→ DOCUMENT SECTION
------------------------------------------------------------------------
Personal information
- Full name: Carlos Alfredo Labrín Candia
- Date of birth: 2 December 1990 (age 35)
- Place of birth: Mulchén, Chile
- Height: 1.81 m (5 ft 11+1⁄2 in)
- Position: Centre back

Team information
- Current team: Rangers
- Number: 2

Youth career
- 2006–2008: Huachipato

Senior career*
- Years: Team / Apps / (Gls)
- 2008–2011: Huachipato / 97 / (0)
- 2011–2014: Palermo / 10 / (0)
- 2011: → Novara (loan) / 1 / (0)
- 2013–2014: → Huachipato (loan) / 29 / (0)
- 2014–2015: San Marcos / 34 / (0)
- 2015–2023: Audax Italiano / 190 / (4)
- 2024–2025: Ñublense / 43 / (0)
- 2026–: Rangers / 1 / (0)

International career^{‡}
- 2007: Chile U17 / 4 / (0)
- 2008–2010: Chile U23 / 13 / (1)
- 2009: Chile U20 / 5 / (0)
- 2010–2012: Chile / 3 / (0)

= Carlos Labrín =

Chilean footballer (born 1990)

Carlos Alfredo Labrín Candia (born 2 December 1990) is a Chilean footballer who plays for Rangers de Talca.

==Club career==
Born in Mulchén, Labrín joined Huachipato youth set-up as a youngster. In 2008, he was promoted to the first-adult team and was quickly established as a starter centre back after his impressive performances during the Torneo Clausura.

On 28 January 2011 Palermo chairman Maurizio Zamparini confirmed the acquisition of Labrín, effective from July 2011, for €1.3 million. He was loaned to Novara in August 2011. He debuted with the piemotesi on 29 November against Catania in Coppa Italia.
------------------------------------------------------------------------
→ WRITTEN REQUEST
Transcribe the stretch of the footballer's profile from "- 2026–: Rangers" through "Chile / 3 / (0)". The records have no connection to the footballer's profile.
------------------------------------------------------------------------
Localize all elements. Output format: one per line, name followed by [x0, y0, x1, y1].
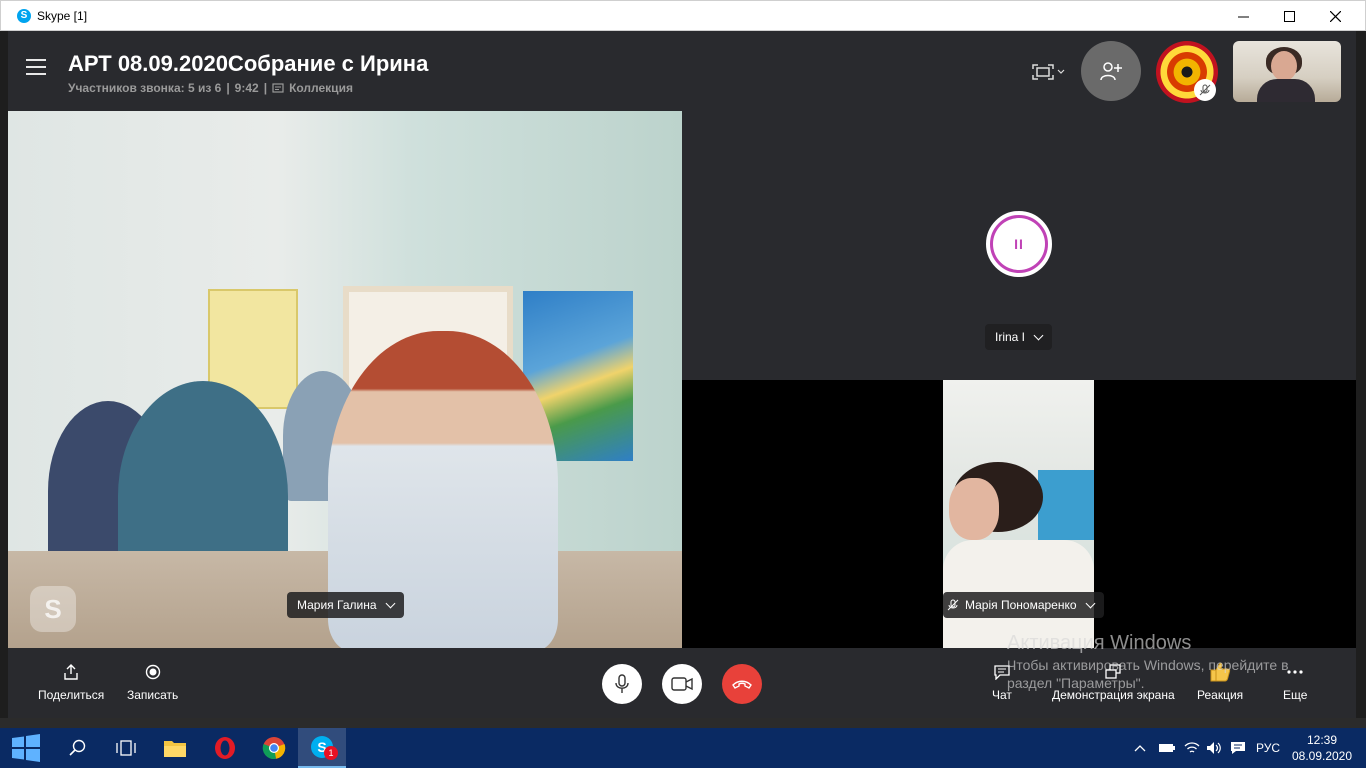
- input-language[interactable]: РУС: [1256, 741, 1280, 755]
- speaker-avatar: II: [986, 211, 1052, 277]
- menu-hamburger-icon[interactable]: [26, 59, 46, 75]
- participant-name: Марія Пономаренко: [965, 598, 1077, 612]
- subtitle-separator-2: |: [263, 81, 268, 95]
- chrome-button[interactable]: [250, 728, 298, 768]
- activation-title: Активация Windows: [1007, 632, 1192, 654]
- share-label: Поделиться: [38, 688, 105, 702]
- hang-up-icon: [732, 680, 752, 689]
- minimize-button[interactable]: [1220, 1, 1266, 31]
- chevron-down-icon: [1033, 330, 1044, 340]
- close-icon: [1329, 10, 1341, 22]
- screen: S Skype [1] АРТ 08.09.2020Собрание с Ири…: [0, 0, 1366, 768]
- task-view-button[interactable]: [102, 728, 150, 768]
- close-button[interactable]: [1312, 1, 1358, 31]
- folder-icon: [164, 741, 186, 757]
- more-dots-icon: [1287, 670, 1303, 674]
- video-camera-icon: [671, 677, 693, 691]
- notification-badge: 1: [324, 746, 338, 760]
- system-tray: РУС: [1134, 728, 1280, 768]
- search-button[interactable]: [54, 728, 102, 768]
- window-frame-right: [1356, 31, 1366, 718]
- layout-switch-button[interactable]: [1032, 61, 1068, 83]
- call-duration: 9:42: [234, 81, 259, 95]
- main-video-tile[interactable]: S: [8, 111, 682, 648]
- chevron-down-icon: [1085, 598, 1095, 608]
- skype-app-icon: S: [17, 8, 31, 23]
- chrome-icon: [262, 737, 286, 760]
- volume-icon[interactable]: [1206, 741, 1222, 755]
- activation-line: раздел "Параметры".: [1007, 675, 1145, 691]
- window-frame-left: [0, 31, 8, 718]
- windows-activation-watermark: Активация Windows Чтобы активировать Win…: [1007, 632, 1289, 691]
- record-button[interactable]: Записать: [127, 664, 178, 702]
- start-button[interactable]: [2, 728, 50, 768]
- message-icon[interactable]: [1230, 741, 1246, 755]
- fullscreen-frame-icon: [1032, 64, 1054, 80]
- main-participant-name-tag[interactable]: Мария Галина: [287, 592, 404, 618]
- maximize-button[interactable]: [1266, 1, 1312, 31]
- participant-name: Irina I: [995, 330, 1026, 344]
- chevron-down-icon: [1057, 69, 1065, 74]
- opera-icon: [215, 737, 235, 759]
- skype-taskbar-button[interactable]: S 1: [298, 728, 346, 768]
- mic-off-icon: [1199, 84, 1211, 96]
- windows-logo-icon: [12, 734, 40, 762]
- add-person-icon: [1100, 62, 1122, 81]
- add-participant-button[interactable]: [1081, 41, 1141, 101]
- call-subtitle: Участников звонка: 5 из 6 | 9:42 | Колле…: [68, 81, 353, 95]
- task-view-icon: [116, 740, 136, 756]
- call-title: АРТ 08.09.2020Собрание с Ирина: [68, 51, 429, 76]
- taskbar-clock[interactable]: 12:39 08.09.2020: [1290, 732, 1354, 764]
- search-icon: [69, 739, 86, 756]
- share-button[interactable]: Поделиться: [38, 664, 104, 702]
- call-header: АРТ 08.09.2020Собрание с Ирина Участнико…: [8, 31, 1356, 111]
- video-wall-poster: [1038, 470, 1094, 540]
- camera-button[interactable]: [662, 664, 702, 704]
- collection-link[interactable]: Коллекция: [289, 81, 353, 95]
- participant-name: Мария Галина: [297, 598, 377, 612]
- end-call-button[interactable]: [722, 664, 762, 704]
- small-participant-name-tag[interactable]: Марія Пономаренко: [943, 592, 1104, 618]
- mic-off-icon: [947, 599, 959, 611]
- file-explorer-button[interactable]: [151, 728, 199, 768]
- gallery-icon: [272, 83, 284, 93]
- maximize-icon: [1283, 10, 1295, 22]
- chevron-up-icon[interactable]: [1134, 744, 1146, 752]
- participants-count: Участников звонка: 5 из 6: [68, 81, 222, 95]
- preview-body: [1257, 79, 1315, 102]
- window-title: Skype [1]: [37, 8, 88, 23]
- wifi-icon[interactable]: [1184, 741, 1200, 755]
- microphone-icon: [615, 674, 629, 693]
- clock-time: 12:39: [1306, 733, 1338, 747]
- windows-taskbar: S 1 РУС 12:39 08.09.2020: [0, 728, 1366, 768]
- battery-icon[interactable]: [1158, 743, 1176, 753]
- window-titlebar: S Skype [1]: [0, 0, 1366, 31]
- chevron-down-icon: [385, 598, 395, 608]
- skype-watermark-icon: S: [30, 586, 76, 632]
- avatar-muted-badge: [1194, 79, 1216, 101]
- self-video-preview[interactable]: [1233, 41, 1341, 102]
- record-label: Записать: [127, 688, 179, 702]
- speaker-name-tag[interactable]: Irina I: [985, 324, 1053, 350]
- video-face: [949, 478, 999, 540]
- record-icon: [145, 664, 160, 680]
- activation-line: Чтобы активировать Windows, перейдите в: [1007, 657, 1289, 673]
- clock-date: 08.09.2020: [1291, 749, 1353, 763]
- opera-button[interactable]: [201, 728, 249, 768]
- on-hold-icon: II: [1014, 236, 1024, 252]
- subtitle-separator: |: [226, 81, 230, 95]
- microphone-button[interactable]: [602, 664, 642, 704]
- share-icon: [64, 664, 78, 680]
- preview-face: [1271, 51, 1297, 81]
- minimize-icon: [1237, 16, 1249, 17]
------------------------------------------------------------------------
→ CORRECT ANSWER
- 2026–: Rangers / 1 / (0)

International career^{‡}
- 2007: Chile U17 / 4 / (0)
- 2008–2010: Chile U23 / 13 / (1)
- 2009: Chile U20 / 5 / (0)
- 2010–2012: Chile / 3 / (0)